EXERCISE INSTRUCTIONS
Extract the lines that hold the string "السعوديين".

## Start

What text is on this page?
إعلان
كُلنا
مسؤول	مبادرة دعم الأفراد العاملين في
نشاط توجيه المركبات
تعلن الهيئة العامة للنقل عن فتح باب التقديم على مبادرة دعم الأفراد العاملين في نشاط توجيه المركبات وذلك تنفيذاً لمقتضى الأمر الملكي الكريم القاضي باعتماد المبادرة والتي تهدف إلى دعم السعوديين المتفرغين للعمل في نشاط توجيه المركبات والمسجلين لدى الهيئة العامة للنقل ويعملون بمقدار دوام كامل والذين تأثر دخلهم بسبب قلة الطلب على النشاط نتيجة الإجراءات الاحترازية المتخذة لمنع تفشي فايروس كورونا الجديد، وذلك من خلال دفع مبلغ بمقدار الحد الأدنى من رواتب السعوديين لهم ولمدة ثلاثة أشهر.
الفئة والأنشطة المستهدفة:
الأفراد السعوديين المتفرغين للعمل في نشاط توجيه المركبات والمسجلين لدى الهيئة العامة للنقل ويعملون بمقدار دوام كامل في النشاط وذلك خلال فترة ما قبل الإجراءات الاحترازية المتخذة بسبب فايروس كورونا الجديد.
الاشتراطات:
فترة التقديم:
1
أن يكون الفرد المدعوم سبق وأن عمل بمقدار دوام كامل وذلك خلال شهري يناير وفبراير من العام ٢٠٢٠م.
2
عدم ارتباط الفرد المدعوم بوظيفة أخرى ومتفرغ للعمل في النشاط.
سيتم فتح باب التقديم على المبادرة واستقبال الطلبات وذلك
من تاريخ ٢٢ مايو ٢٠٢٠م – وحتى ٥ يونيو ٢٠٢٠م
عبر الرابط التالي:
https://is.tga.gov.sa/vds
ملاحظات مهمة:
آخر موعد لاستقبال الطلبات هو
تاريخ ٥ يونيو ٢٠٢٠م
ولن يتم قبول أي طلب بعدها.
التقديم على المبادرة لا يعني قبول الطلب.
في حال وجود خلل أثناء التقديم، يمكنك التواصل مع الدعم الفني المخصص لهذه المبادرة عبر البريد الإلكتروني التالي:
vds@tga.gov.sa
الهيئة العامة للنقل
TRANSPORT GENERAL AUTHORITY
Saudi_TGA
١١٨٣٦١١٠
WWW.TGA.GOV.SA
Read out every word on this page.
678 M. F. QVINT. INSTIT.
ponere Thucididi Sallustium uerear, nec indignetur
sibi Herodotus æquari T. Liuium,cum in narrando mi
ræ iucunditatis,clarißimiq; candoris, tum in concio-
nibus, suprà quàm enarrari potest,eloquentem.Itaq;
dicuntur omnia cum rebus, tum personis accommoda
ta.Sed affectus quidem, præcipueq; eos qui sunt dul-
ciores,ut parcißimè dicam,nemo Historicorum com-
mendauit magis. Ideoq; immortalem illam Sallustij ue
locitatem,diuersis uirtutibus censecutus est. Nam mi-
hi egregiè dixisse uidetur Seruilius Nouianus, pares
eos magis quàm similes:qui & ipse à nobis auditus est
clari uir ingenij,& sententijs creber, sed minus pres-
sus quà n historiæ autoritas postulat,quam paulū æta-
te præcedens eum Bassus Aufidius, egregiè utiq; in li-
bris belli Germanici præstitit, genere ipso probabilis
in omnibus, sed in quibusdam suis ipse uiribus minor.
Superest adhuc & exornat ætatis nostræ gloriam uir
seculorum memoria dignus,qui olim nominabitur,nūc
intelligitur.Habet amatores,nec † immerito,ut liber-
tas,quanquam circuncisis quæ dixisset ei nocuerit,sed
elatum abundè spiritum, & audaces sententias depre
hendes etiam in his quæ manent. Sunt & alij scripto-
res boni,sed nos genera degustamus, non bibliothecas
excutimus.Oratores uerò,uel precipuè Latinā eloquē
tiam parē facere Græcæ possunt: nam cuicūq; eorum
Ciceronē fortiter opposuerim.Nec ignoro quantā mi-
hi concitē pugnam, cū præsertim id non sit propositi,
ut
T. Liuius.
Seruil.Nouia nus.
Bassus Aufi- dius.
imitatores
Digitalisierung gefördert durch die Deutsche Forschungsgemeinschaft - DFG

## End

THE RESPONSE
تعلن الهيئة العامة للنقل عن فتح باب التقديم على مبادرة دعم الأفراد العاملين في نشاط توجيه المركبات وذلك تنفيذاً لمقتضى الأمر الملكي الكريم القاضي باعتماد المبادرة والتي تهدف إلى دعم السعوديين المتفرغين للعمل في نشاط توجيه المركبات والمسجلين لدى الهيئة العامة للنقل ويعملون بمقدار دوام كامل والذين تأثر دخلهم بسبب قلة الطلب على النشاط نتيجة الإجراءات الاحترازية المتخذة لمنع تفشي فايروس كورونا الجديد، وذلك من خلال دفع مبلغ بمقدار الحد الأدنى من رواتب السعوديين لهم ولمدة ثلاثة أشهر.
الأفراد السعوديين المتفرغين للعمل في نشاط توجيه المركبات والمسجلين لدى الهيئة العامة للنقل ويعملون بمقدار دوام كامل في النشاط وذلك خلال فترة ما قبل الإجراءات الاحترازية المتخذة بسبب فايروس كورونا الجديد.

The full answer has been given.